Instructions for the task » Repeat the data that follows, word for word, without the images.
--- Begin Data section ---
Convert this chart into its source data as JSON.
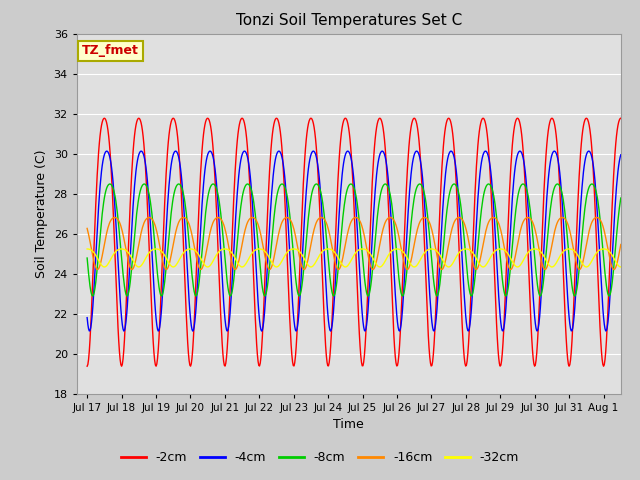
{
  "title": "Tonzi Soil Temperatures Set C",
  "xlabel": "Time",
  "ylabel": "Soil Temperature (C)",
  "ylim": [
    18,
    36
  ],
  "yticks": [
    18,
    20,
    22,
    24,
    26,
    28,
    30,
    32,
    34,
    36
  ],
  "n_days": 15.5,
  "n_points": 744,
  "colors": {
    "-2cm": "#ff0000",
    "-4cm": "#0000ff",
    "-8cm": "#00cc00",
    "-16cm": "#ff8800",
    "-32cm": "#ffff00"
  },
  "depths": [
    "-2cm",
    "-4cm",
    "-8cm",
    "-16cm",
    "-32cm"
  ],
  "amplitudes": [
    6.2,
    4.5,
    2.8,
    1.3,
    0.45
  ],
  "phase_lags_days": [
    0.0,
    0.07,
    0.16,
    0.3,
    0.5
  ],
  "mean_temps": [
    26.5,
    26.3,
    26.1,
    25.7,
    24.85
  ],
  "background_color": "#cccccc",
  "plot_bg_color": "#e0e0e0",
  "annotation_text": "TZ_fmet",
  "annotation_bg": "#ffffcc",
  "annotation_border": "#aaaa00",
  "x_tick_labels": [
    "Jul 17",
    "Jul 18",
    "Jul 19",
    "Jul 20",
    "Jul 21",
    "Jul 22",
    "Jul 23",
    "Jul 24",
    "Jul 25",
    "Jul 26",
    "Jul 27",
    "Jul 28",
    "Jul 29",
    "Jul 30",
    "Jul 31",
    "Aug 1"
  ],
  "x_tick_positions": [
    0,
    1,
    2,
    3,
    4,
    5,
    6,
    7,
    8,
    9,
    10,
    11,
    12,
    13,
    14,
    15
  ],
  "linewidth": 1.0,
  "grid_color": "#ffffff",
  "figsize": [
    6.4,
    4.8
  ],
  "dpi": 100
}
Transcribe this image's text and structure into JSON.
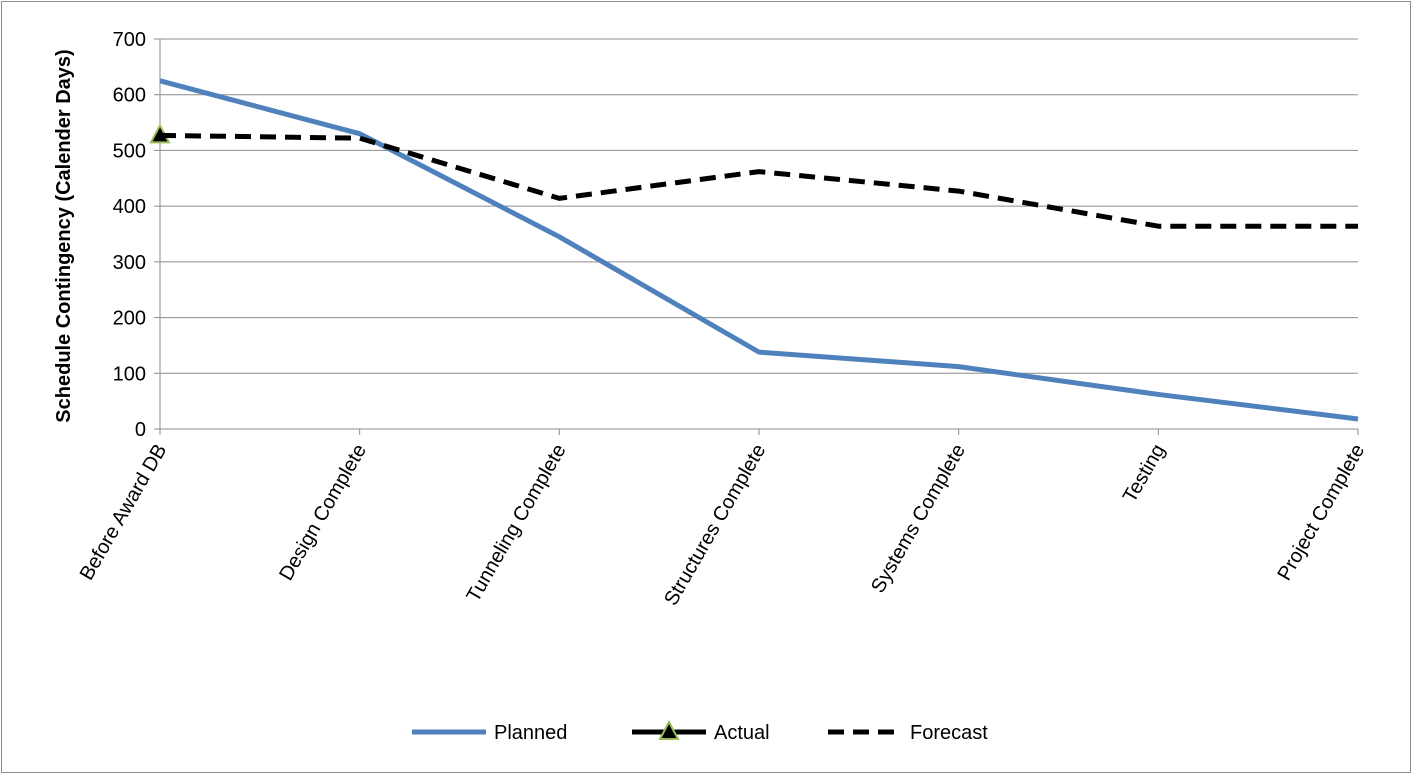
{
  "chart_data": {
    "type": "line",
    "title": "",
    "xlabel": "",
    "ylabel": "Schedule Contingency (Calender Days)",
    "ylim": [
      0,
      700
    ],
    "yticks": [
      0,
      100,
      200,
      300,
      400,
      500,
      600,
      700
    ],
    "grid": true,
    "legend_position": "bottom",
    "categories": [
      "Before Award DB",
      "Design Complete",
      "Tunneling Complete",
      "Structures Complete",
      "Systems Complete",
      "Testing",
      "Project Complete"
    ],
    "series": [
      {
        "name": "Planned",
        "values": [
          625,
          530,
          345,
          138,
          112,
          62,
          18
        ],
        "color": "#4f81bd",
        "style": "solid"
      },
      {
        "name": "Actual",
        "values": [
          527,
          null,
          null,
          null,
          null,
          null,
          null
        ],
        "color": "#000000",
        "style": "solid",
        "marker": "triangle",
        "marker_fill": "#000000",
        "marker_edge": "#9bbb59"
      },
      {
        "name": "Forecast",
        "values": [
          527,
          522,
          414,
          462,
          427,
          364,
          364
        ],
        "color": "#000000",
        "style": "dashed"
      }
    ]
  }
}
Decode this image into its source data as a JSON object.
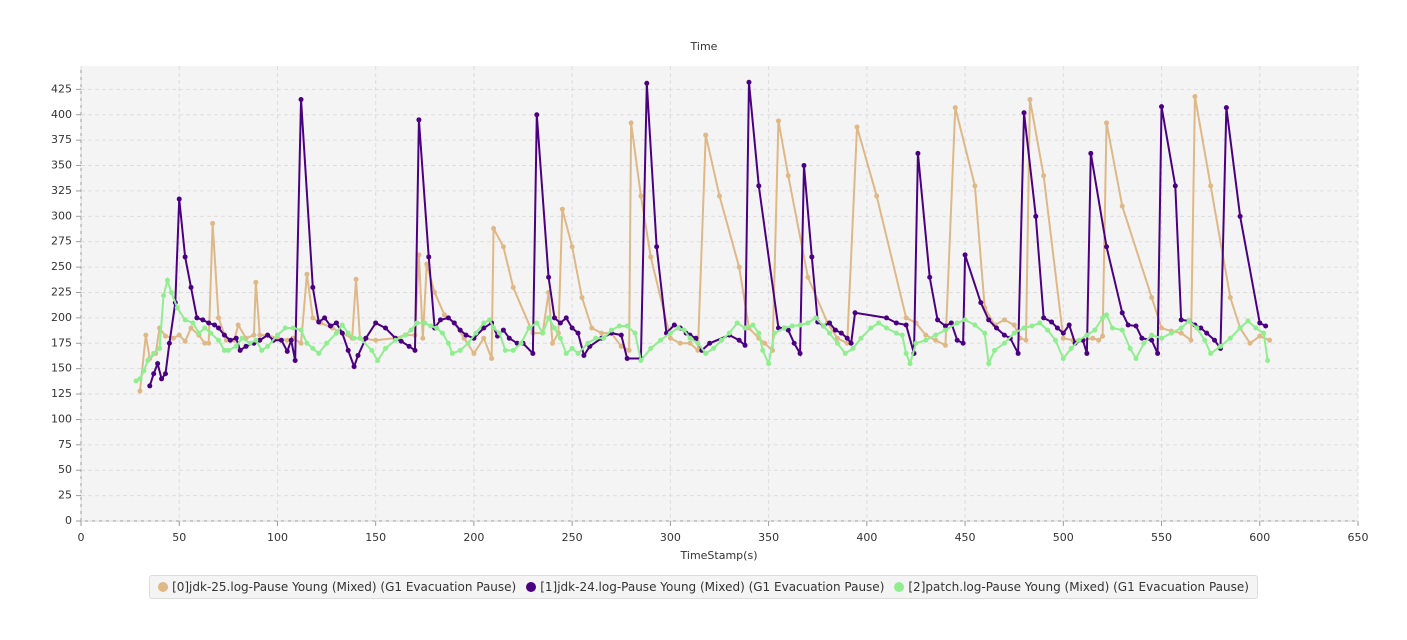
--- End Data section ---
Exercise answer »
Convert this chart into its source data as JSON.
{
  "title": "Tonzi Soil Temperatures Set C",
  "xlabel": "Time",
  "ylabel": "Soil Temperature (C)",
  "ylim": [
    18,
    36
  ],
  "yticks": [
    18,
    20,
    22,
    24,
    26,
    28,
    30,
    32,
    34,
    36
  ],
  "n_days": 15.5,
  "n_points": 744,
  "colors": {
    "-2cm": "#ff0000",
    "-4cm": "#0000ff",
    "-8cm": "#00cc00",
    "-16cm": "#ff8800",
    "-32cm": "#ffff00"
  },
  "depths": [
    "-2cm",
    "-4cm",
    "-8cm",
    "-16cm",
    "-32cm"
  ],
  "amplitudes": [
    6.2,
    4.5,
    2.8,
    1.3,
    0.45
  ],
  "phase_lags_days": [
    0.0,
    0.07,
    0.16,
    0.3,
    0.5
  ],
  "mean_temps": [
    26.5,
    26.3,
    26.1,
    25.7,
    24.85
  ],
  "background_color": "#cccccc",
  "plot_bg_color": "#e0e0e0",
  "annotation_text": "TZ_fmet",
  "annotation_bg": "#ffffcc",
  "annotation_border": "#aaaa00",
  "x_tick_labels": [
    "Jul 17",
    "Jul 18",
    "Jul 19",
    "Jul 20",
    "Jul 21",
    "Jul 22",
    "Jul 23",
    "Jul 24",
    "Jul 25",
    "Jul 26",
    "Jul 27",
    "Jul 28",
    "Jul 29",
    "Jul 30",
    "Jul 31",
    "Aug 1"
  ],
  "x_tick_positions": [
    0,
    1,
    2,
    3,
    4,
    5,
    6,
    7,
    8,
    9,
    10,
    11,
    12,
    13,
    14,
    15
  ],
  "linewidth": 1.0,
  "grid_color": "#ffffff",
  "figsize": [
    6.4,
    4.8
  ],
  "dpi": 100
}
Transcribe this image's text and structure into JSON.
{
  "chart_data": {
    "type": "line",
    "title": "",
    "xlabel": "",
    "ylabel": "Schedule Contingency (Calender Days)",
    "ylim": [
      0,
      700
    ],
    "yticks": [
      0,
      100,
      200,
      300,
      400,
      500,
      600,
      700
    ],
    "grid": true,
    "legend_position": "bottom",
    "categories": [
      "Before Award DB",
      "Design Complete",
      "Tunneling Complete",
      "Structures Complete",
      "Systems Complete",
      "Testing",
      "Project Complete"
    ],
    "series": [
      {
        "name": "Planned",
        "values": [
          625,
          530,
          345,
          138,
          112,
          62,
          18
        ],
        "color": "#4f81bd",
        "style": "solid"
      },
      {
        "name": "Actual",
        "values": [
          527,
          null,
          null,
          null,
          null,
          null,
          null
        ],
        "color": "#000000",
        "style": "solid",
        "marker": "triangle",
        "marker_fill": "#000000",
        "marker_edge": "#9bbb59"
      },
      {
        "name": "Forecast",
        "values": [
          527,
          522,
          414,
          462,
          427,
          364,
          364
        ],
        "color": "#000000",
        "style": "dashed"
      }
    ]
  }
}
Decode this image into its source data as a JSON object.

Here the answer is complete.